** Begin EXERCISE MATERIAL **

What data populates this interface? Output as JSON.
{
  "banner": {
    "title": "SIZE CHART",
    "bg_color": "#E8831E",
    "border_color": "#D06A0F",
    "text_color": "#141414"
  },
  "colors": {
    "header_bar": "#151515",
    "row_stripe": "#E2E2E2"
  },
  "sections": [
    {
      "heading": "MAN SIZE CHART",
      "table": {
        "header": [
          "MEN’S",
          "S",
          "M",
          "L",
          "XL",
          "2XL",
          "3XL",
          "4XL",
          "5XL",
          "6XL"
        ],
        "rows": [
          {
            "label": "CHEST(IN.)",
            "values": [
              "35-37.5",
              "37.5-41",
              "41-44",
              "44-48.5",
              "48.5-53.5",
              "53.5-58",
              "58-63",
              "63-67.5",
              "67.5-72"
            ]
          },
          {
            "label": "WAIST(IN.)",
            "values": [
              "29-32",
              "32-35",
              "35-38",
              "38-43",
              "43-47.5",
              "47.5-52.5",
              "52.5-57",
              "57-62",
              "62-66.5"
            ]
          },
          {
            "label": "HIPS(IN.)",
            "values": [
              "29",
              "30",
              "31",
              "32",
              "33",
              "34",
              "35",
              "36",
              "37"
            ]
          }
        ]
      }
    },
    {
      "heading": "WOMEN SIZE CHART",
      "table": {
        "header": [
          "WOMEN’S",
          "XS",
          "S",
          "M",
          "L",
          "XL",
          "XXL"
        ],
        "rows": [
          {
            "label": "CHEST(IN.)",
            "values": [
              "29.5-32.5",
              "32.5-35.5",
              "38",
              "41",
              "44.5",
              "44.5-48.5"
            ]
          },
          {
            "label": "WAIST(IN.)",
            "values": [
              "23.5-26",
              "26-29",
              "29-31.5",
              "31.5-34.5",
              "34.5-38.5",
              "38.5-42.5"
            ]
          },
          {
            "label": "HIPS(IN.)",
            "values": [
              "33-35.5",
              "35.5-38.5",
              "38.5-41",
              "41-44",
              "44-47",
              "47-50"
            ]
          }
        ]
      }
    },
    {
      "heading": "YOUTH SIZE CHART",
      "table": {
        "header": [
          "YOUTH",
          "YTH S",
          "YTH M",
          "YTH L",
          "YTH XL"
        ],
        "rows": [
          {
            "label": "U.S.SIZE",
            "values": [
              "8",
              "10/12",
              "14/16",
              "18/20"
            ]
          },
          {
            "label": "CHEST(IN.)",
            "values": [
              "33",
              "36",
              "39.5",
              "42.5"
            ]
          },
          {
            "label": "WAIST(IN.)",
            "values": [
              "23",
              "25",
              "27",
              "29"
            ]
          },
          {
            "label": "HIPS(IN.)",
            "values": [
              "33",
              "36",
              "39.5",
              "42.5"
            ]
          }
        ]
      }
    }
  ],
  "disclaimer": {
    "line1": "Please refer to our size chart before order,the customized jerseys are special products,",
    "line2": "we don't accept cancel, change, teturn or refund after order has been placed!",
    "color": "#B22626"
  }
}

** End EXERCISE MATERIAL **
** Begin EXERCISE MATERIAL **

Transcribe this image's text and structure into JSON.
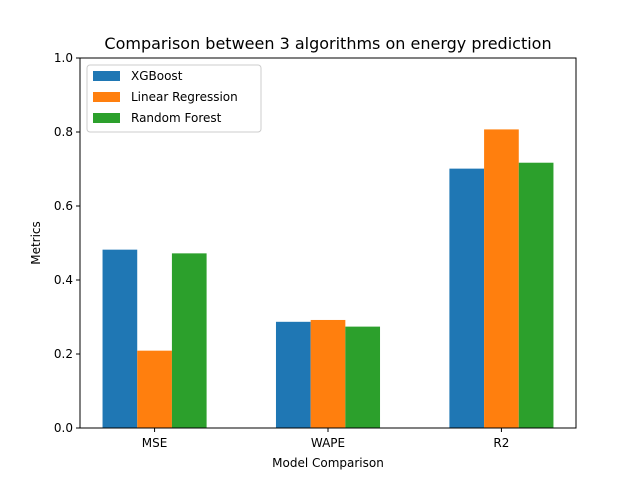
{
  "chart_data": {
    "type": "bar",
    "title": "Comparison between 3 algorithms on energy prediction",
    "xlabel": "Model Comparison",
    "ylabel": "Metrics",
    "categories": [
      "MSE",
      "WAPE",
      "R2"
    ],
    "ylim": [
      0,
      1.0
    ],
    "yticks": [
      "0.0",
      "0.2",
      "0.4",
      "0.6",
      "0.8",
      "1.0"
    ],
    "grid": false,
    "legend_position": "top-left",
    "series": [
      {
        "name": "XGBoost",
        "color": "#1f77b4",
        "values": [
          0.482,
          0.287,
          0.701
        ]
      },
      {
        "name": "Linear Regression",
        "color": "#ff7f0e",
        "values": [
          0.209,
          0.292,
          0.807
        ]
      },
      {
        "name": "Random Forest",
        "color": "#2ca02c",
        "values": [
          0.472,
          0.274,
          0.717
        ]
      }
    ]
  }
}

** End EXERCISE MATERIAL **

**AIM**
Your answer should be a single number: how many lines of the material contain the word "title".

**RIGHT ANSWER**
2